___ Page text

Reactive Attachment Disorder Blog

07/05/07

Spell it out for me please

Posted by : Nancy Spoolstra in Reactive Attachment Disorder Blog at 04:16 pm , 918 words, 146 views  
Categories: Parent issues or child issues?
faithI grew up way before “sexual harassment” was a word in schools or the workplace. Where wolf whistles and up-and-down looks were just part of having two X chromosomes. I was also fortunate to grow up in the kind of family I talked about in this post—the “right” kind of family where I had a good sense of who I was and believed that most folks were trustworthy and would deal straightforwardly with me. My parents were scrupulously honest and dishonesty, lying or cheating was simply not something acceptable in my home.

______
___ Information supplied

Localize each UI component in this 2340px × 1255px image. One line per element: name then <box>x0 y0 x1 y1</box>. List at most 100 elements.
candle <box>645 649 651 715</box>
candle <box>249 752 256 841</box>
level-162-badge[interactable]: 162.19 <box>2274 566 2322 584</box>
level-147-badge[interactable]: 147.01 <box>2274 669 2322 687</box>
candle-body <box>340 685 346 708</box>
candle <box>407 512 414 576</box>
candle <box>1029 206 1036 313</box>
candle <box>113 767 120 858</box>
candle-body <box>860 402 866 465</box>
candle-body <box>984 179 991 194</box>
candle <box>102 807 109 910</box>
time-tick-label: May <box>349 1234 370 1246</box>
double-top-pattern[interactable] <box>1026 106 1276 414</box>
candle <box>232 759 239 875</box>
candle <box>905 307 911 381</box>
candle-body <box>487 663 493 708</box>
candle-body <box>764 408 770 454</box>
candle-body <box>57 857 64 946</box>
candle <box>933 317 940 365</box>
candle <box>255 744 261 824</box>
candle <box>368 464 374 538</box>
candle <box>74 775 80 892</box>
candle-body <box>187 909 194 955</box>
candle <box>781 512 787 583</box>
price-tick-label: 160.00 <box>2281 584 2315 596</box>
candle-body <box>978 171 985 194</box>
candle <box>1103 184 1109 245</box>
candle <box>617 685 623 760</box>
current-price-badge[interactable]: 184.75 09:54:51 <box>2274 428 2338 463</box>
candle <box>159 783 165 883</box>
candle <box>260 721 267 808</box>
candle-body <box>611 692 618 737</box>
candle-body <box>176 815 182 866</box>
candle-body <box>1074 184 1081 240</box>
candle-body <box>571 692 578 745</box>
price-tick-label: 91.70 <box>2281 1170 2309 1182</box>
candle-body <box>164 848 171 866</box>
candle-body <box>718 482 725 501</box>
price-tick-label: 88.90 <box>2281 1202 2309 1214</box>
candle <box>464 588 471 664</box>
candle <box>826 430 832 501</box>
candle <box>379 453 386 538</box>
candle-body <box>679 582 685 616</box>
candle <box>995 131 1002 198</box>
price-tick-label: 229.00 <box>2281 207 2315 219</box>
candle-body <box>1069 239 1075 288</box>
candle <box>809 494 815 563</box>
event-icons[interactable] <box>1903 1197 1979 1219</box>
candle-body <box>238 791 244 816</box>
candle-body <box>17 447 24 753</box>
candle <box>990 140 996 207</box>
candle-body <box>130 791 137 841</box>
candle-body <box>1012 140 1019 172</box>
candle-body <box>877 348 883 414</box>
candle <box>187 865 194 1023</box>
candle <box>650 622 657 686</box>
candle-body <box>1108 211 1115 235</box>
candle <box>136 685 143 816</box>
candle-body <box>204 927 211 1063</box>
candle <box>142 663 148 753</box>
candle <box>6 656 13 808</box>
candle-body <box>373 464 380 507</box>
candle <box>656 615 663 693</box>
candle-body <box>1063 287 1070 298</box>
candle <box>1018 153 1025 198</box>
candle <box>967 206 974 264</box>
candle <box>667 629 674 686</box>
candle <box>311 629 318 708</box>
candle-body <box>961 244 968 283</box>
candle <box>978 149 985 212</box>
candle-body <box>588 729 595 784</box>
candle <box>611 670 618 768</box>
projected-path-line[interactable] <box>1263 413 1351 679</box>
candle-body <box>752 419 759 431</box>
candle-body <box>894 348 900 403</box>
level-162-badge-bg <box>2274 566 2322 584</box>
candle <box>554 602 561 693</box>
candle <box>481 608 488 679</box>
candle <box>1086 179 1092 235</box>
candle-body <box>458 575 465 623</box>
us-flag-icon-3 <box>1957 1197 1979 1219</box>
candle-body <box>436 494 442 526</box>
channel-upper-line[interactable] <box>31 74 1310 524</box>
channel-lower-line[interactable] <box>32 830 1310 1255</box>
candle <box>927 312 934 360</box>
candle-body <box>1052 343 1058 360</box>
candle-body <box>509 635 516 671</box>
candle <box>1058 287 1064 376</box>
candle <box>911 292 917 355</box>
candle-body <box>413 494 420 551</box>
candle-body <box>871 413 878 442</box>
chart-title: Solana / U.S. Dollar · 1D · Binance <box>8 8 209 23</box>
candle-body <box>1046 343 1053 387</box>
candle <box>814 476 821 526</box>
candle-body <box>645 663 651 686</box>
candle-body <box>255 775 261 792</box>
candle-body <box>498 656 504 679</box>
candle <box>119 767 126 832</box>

______

* Your objective:
Copy everything in the blog post from "Spell it out" down to "or child issues?", word for word.

* Answer to the problem:
Spell it out for me please

Posted by : Nancy Spoolstra in Reactive Attachment Disorder Blog at 04:16 pm , 918 words, 146 views  
Categories: Parent issues or child issues?